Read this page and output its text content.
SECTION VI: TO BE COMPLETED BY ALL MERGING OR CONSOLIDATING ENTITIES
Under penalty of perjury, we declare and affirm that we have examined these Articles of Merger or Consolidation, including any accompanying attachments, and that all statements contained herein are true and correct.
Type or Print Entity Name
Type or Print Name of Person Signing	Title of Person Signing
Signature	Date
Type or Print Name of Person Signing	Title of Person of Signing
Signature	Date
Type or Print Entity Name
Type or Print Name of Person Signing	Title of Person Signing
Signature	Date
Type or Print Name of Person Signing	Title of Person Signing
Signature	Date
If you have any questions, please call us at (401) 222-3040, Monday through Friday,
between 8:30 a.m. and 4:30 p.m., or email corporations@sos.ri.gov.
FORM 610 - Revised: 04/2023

============

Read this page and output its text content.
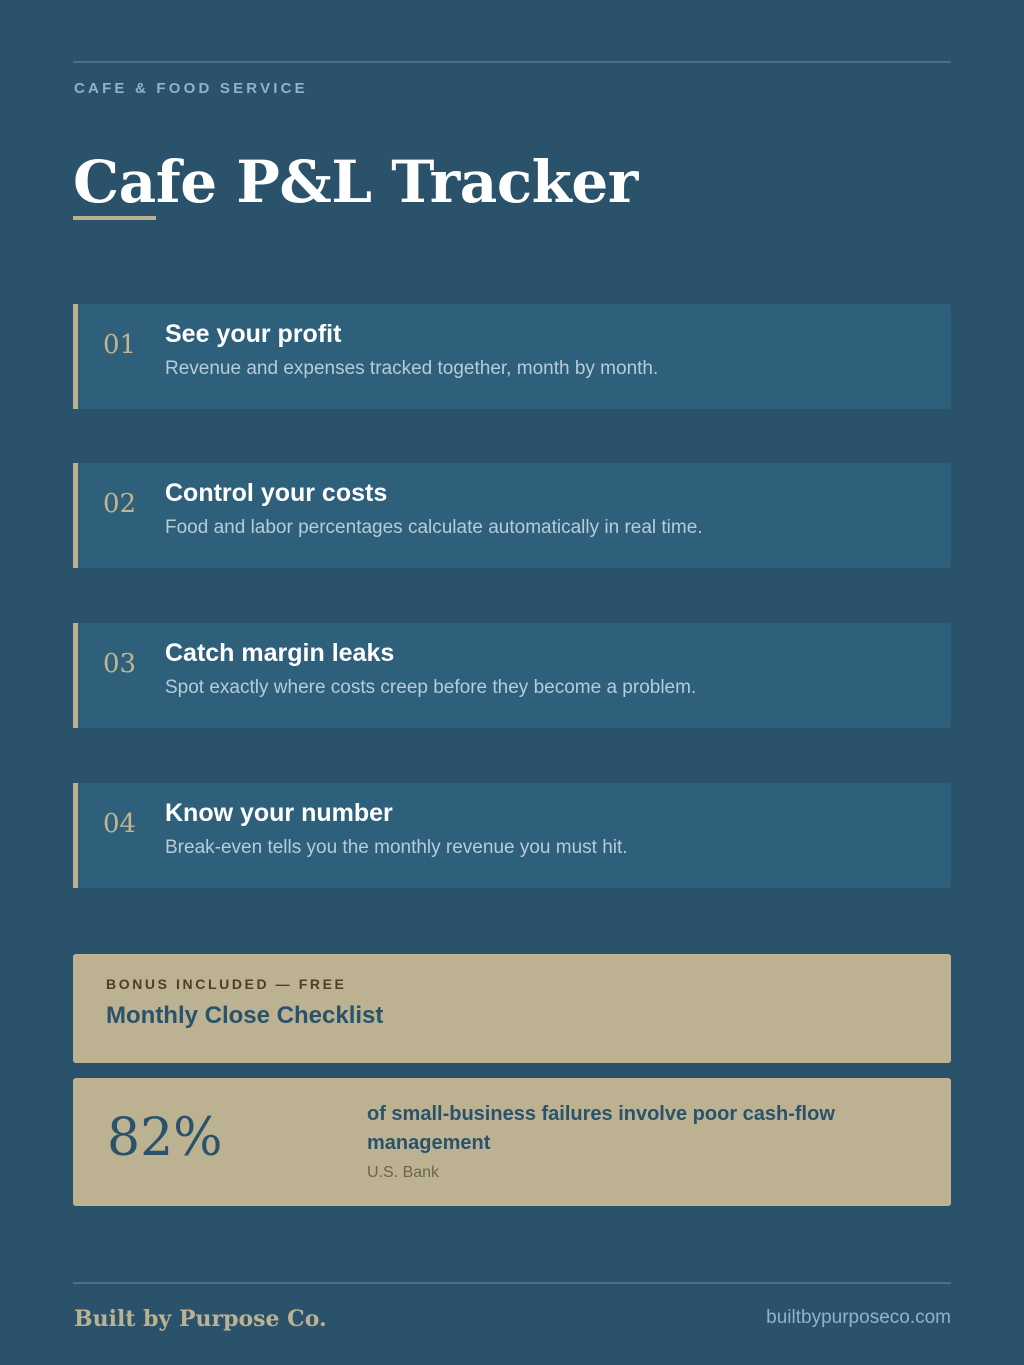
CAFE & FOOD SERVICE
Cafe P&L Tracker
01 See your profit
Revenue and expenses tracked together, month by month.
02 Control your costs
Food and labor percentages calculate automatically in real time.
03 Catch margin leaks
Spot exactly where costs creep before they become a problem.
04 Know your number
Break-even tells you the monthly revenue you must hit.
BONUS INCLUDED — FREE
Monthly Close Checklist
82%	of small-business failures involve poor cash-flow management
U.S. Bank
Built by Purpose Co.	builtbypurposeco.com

============

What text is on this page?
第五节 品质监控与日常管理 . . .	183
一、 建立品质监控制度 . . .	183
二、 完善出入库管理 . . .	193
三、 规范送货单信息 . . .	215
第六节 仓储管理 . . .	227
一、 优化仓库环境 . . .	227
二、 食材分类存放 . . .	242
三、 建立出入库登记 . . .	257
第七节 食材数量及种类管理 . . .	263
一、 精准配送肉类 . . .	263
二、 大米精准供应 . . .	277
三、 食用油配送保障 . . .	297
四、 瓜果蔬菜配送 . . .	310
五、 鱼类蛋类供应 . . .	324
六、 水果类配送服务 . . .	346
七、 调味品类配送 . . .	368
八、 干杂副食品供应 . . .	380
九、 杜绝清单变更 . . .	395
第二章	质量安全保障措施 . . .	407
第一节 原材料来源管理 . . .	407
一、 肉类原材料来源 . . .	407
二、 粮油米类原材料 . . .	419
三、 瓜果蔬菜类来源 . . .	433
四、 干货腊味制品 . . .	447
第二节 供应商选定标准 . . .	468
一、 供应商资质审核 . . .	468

============

Which lines in the data above contain "your"? Show each one.

01 See your profit
02 Control your costs
04 Know your number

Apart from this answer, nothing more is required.